### WHAT YOU WILL DO
Your task is to print the material below exactly as presented.

### EXERCISE MATERIAL
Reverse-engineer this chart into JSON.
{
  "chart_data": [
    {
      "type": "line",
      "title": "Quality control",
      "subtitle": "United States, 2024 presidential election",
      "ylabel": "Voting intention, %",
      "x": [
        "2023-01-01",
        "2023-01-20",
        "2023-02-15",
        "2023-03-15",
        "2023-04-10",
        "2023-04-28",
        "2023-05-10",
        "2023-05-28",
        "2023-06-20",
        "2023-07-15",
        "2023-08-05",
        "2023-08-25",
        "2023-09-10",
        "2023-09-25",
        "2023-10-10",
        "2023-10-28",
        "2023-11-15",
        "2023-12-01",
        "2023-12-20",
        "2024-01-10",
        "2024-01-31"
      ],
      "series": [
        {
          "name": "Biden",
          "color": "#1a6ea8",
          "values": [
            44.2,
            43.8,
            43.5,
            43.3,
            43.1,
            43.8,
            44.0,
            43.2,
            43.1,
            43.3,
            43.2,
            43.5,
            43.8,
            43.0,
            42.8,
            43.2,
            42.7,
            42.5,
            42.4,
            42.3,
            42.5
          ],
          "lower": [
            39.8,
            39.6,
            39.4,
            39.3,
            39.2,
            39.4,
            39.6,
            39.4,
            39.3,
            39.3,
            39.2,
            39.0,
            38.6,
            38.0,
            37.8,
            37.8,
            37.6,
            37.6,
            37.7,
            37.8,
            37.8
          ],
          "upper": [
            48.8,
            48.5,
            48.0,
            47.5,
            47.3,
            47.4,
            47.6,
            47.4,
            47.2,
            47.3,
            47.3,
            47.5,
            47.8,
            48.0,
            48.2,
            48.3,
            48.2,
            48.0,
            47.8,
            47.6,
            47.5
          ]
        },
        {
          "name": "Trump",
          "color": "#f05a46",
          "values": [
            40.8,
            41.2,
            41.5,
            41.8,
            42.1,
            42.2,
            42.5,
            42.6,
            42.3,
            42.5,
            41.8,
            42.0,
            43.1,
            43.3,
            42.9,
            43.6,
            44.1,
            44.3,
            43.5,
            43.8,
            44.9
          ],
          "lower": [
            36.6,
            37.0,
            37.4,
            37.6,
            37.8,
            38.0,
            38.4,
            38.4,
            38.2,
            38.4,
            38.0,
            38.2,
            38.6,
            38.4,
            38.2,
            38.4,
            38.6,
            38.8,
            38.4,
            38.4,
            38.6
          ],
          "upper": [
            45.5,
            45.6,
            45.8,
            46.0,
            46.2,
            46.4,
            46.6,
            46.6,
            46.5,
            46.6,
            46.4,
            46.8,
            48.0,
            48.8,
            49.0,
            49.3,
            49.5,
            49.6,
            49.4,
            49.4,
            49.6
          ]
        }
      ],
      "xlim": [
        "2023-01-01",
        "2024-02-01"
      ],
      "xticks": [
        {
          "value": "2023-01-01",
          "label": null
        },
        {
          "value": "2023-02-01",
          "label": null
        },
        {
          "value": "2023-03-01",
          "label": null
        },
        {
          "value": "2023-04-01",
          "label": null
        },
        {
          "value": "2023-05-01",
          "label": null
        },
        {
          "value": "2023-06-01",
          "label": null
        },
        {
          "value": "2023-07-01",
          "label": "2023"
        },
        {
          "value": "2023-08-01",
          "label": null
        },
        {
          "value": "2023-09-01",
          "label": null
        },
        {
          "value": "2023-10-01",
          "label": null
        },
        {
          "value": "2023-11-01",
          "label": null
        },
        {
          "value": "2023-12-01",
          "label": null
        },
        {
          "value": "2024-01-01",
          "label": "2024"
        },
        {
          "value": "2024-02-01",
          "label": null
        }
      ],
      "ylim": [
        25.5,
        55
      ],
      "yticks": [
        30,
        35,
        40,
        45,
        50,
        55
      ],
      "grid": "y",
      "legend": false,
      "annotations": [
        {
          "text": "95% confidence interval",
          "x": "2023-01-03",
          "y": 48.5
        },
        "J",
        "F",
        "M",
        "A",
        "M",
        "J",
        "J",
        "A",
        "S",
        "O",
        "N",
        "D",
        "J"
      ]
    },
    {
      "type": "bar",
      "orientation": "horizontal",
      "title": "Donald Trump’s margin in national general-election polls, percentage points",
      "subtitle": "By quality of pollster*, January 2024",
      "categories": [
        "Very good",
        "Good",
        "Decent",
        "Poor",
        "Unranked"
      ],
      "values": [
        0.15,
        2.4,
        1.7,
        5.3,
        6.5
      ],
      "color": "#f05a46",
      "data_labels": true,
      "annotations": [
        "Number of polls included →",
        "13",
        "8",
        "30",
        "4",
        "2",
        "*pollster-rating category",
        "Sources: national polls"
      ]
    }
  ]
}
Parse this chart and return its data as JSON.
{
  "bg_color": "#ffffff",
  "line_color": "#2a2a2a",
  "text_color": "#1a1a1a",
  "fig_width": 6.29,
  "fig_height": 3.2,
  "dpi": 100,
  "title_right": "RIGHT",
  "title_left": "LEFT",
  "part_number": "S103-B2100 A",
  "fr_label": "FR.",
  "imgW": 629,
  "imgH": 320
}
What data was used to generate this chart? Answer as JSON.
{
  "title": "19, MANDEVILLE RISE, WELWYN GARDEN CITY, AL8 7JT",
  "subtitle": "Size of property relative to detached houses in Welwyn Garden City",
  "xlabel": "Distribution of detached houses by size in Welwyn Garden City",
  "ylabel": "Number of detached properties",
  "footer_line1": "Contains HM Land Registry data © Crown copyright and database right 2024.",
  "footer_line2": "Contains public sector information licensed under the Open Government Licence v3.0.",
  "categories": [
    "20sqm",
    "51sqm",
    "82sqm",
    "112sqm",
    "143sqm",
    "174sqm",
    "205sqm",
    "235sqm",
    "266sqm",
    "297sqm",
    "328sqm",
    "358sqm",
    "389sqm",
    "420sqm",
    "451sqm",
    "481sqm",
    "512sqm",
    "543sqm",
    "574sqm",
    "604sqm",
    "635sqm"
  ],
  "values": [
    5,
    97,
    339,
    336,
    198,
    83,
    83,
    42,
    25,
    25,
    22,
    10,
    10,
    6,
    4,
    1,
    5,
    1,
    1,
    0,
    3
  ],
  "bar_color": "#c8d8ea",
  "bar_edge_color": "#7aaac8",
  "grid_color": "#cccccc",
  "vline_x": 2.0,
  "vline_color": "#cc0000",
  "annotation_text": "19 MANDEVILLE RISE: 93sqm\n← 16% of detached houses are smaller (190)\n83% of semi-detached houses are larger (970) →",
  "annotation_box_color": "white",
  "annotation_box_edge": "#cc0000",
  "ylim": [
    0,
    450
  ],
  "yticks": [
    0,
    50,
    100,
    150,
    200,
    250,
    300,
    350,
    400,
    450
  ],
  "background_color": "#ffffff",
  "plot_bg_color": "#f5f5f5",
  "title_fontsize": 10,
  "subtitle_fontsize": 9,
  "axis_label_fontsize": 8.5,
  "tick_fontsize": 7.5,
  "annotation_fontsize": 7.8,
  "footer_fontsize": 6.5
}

### EXERCISE SOLUTION
Reverse-engineer this chart into JSON.
{
  "chart_data": [
    {
      "type": "line",
      "title": "Quality control",
      "subtitle": "United States, 2024 presidential election",
      "ylabel": "Voting intention, %",
      "x": [
        "2023-01-01",
        "2023-01-20",
        "2023-02-15",
        "2023-03-15",
        "2023-04-10",
        "2023-04-28",
        "2023-05-10",
        "2023-05-28",
        "2023-06-20",
        "2023-07-15",
        "2023-08-05",
        "2023-08-25",
        "2023-09-10",
        "2023-09-25",
        "2023-10-10",
        "2023-10-28",
        "2023-11-15",
        "2023-12-01",
        "2023-12-20",
        "2024-01-10",
        "2024-01-31"
      ],
      "series": [
        {
          "name": "Biden",
          "color": "#1a6ea8",
          "values": [
            44.2,
            43.8,
            43.5,
            43.3,
            43.1,
            43.8,
            44.0,
            43.2,
            43.1,
            43.3,
            43.2,
            43.5,
            43.8,
            43.0,
            42.8,
            43.2,
            42.7,
            42.5,
            42.4,
            42.3,
            42.5
          ],
          "lower": [
            39.8,
            39.6,
            39.4,
            39.3,
            39.2,
            39.4,
            39.6,
            39.4,
            39.3,
            39.3,
            39.2,
            39.0,
            38.6,
            38.0,
            37.8,
            37.8,
            37.6,
            37.6,
            37.7,
            37.8,
            37.8
          ],
          "upper": [
            48.8,
            48.5,
            48.0,
            47.5,
            47.3,
            47.4,
            47.6,
            47.4,
            47.2,
            47.3,
            47.3,
            47.5,
            47.8,
            48.0,
            48.2,
            48.3,
            48.2,
            48.0,
            47.8,
            47.6,
            47.5
          ]
        },
        {
          "name": "Trump",
          "color": "#f05a46",
          "values": [
            40.8,
            41.2,
            41.5,
            41.8,
            42.1,
            42.2,
            42.5,
            42.6,
            42.3,
            42.5,
            41.8,
            42.0,
            43.1,
            43.3,
            42.9,
            43.6,
            44.1,
            44.3,
            43.5,
            43.8,
            44.9
          ],
          "lower": [
            36.6,
            37.0,
            37.4,
            37.6,
            37.8,
            38.0,
            38.4,
            38.4,
            38.2,
            38.4,
            38.0,
            38.2,
            38.6,
            38.4,
            38.2,
            38.4,
            38.6,
            38.8,
            38.4,
            38.4,
            38.6
          ],
          "upper": [
            45.5,
            45.6,
            45.8,
            46.0,
            46.2,
            46.4,
            46.6,
            46.6,
            46.5,
            46.6,
            46.4,
            46.8,
            48.0,
            48.8,
            49.0,
            49.3,
            49.5,
            49.6,
            49.4,
            49.4,
            49.6
          ]
        }
      ],
      "xlim": [
        "2023-01-01",
        "2024-02-01"
      ],
      "xticks": [
        {
          "value": "2023-01-01",
          "label": null
        },
        {
          "value": "2023-02-01",
          "label": null
        },
        {
          "value": "2023-03-01",
          "label": null
        },
        {
          "value": "2023-04-01",
          "label": null
        },
        {
          "value": "2023-05-01",
          "label": null
        },
        {
          "value": "2023-06-01",
          "label": null
        },
        {
          "value": "2023-07-01",
          "label": "2023"
        },
        {
          "value": "2023-08-01",
          "label": null
        },
        {
          "value": "2023-09-01",
          "label": null
        },
        {
          "value": "2023-10-01",
          "label": null
        },
        {
          "value": "2023-11-01",
          "label": null
        },
        {
          "value": "2023-12-01",
          "label": null
        },
        {
          "value": "2024-01-01",
          "label": "2024"
        },
        {
          "value": "2024-02-01",
          "label": null
        }
      ],
      "ylim": [
        25.5,
        55
      ],
      "yticks": [
        30,
        35,
        40,
        45,
        50,
        55
      ],
      "grid": "y",
      "legend": false,
      "annotations": [
        {
          "text": "95% confidence interval",
          "x": "2023-01-03",
          "y": 48.5
        },
        "J",
        "F",
        "M",
        "A",
        "M",
        "J",
        "J",
        "A",
        "S",
        "O",
        "N",
        "D",
        "J"
      ]
    },
    {
      "type": "bar",
      "orientation": "horizontal",
      "title": "Donald Trump’s margin in national general-election polls, percentage points",
      "subtitle": "By quality of pollster*, January 2024",
      "categories": [
        "Very good",
        "Good",
        "Decent",
        "Poor",
        "Unranked"
      ],
      "values": [
        0.15,
        2.4,
        1.7,
        5.3,
        6.5
      ],
      "color": "#f05a46",
      "data_labels": true,
      "annotations": [
        "Number of polls included →",
        "13",
        "8",
        "30",
        "4",
        "2",
        "*pollster-rating category",
        "Sources: national polls"
      ]
    }
  ]
}
Parse this chart and return its data as JSON.
{
  "bg_color": "#ffffff",
  "line_color": "#2a2a2a",
  "text_color": "#1a1a1a",
  "fig_width": 6.29,
  "fig_height": 3.2,
  "dpi": 100,
  "title_right": "RIGHT",
  "title_left": "LEFT",
  "part_number": "S103-B2100 A",
  "fr_label": "FR.",
  "imgW": 629,
  "imgH": 320
}
What data was used to generate this chart? Answer as JSON.
{
  "title": "19, MANDEVILLE RISE, WELWYN GARDEN CITY, AL8 7JT",
  "subtitle": "Size of property relative to detached houses in Welwyn Garden City",
  "xlabel": "Distribution of detached houses by size in Welwyn Garden City",
  "ylabel": "Number of detached properties",
  "footer_line1": "Contains HM Land Registry data © Crown copyright and database right 2024.",
  "footer_line2": "Contains public sector information licensed under the Open Government Licence v3.0.",
  "categories": [
    "20sqm",
    "51sqm",
    "82sqm",
    "112sqm",
    "143sqm",
    "174sqm",
    "205sqm",
    "235sqm",
    "266sqm",
    "297sqm",
    "328sqm",
    "358sqm",
    "389sqm",
    "420sqm",
    "451sqm",
    "481sqm",
    "512sqm",
    "543sqm",
    "574sqm",
    "604sqm",
    "635sqm"
  ],
  "values": [
    5,
    97,
    339,
    336,
    198,
    83,
    83,
    42,
    25,
    25,
    22,
    10,
    10,
    6,
    4,
    1,
    5,
    1,
    1,
    0,
    3
  ],
  "bar_color": "#c8d8ea",
  "bar_edge_color": "#7aaac8",
  "grid_color": "#cccccc",
  "vline_x": 2.0,
  "vline_color": "#cc0000",
  "annotation_text": "19 MANDEVILLE RISE: 93sqm\n← 16% of detached houses are smaller (190)\n83% of semi-detached houses are larger (970) →",
  "annotation_box_color": "white",
  "annotation_box_edge": "#cc0000",
  "ylim": [
    0,
    450
  ],
  "yticks": [
    0,
    50,
    100,
    150,
    200,
    250,
    300,
    350,
    400,
    450
  ],
  "background_color": "#ffffff",
  "plot_bg_color": "#f5f5f5",
  "title_fontsize": 10,
  "subtitle_fontsize": 9,
  "axis_label_fontsize": 8.5,
  "tick_fontsize": 7.5,
  "annotation_fontsize": 7.8,
  "footer_fontsize": 6.5
}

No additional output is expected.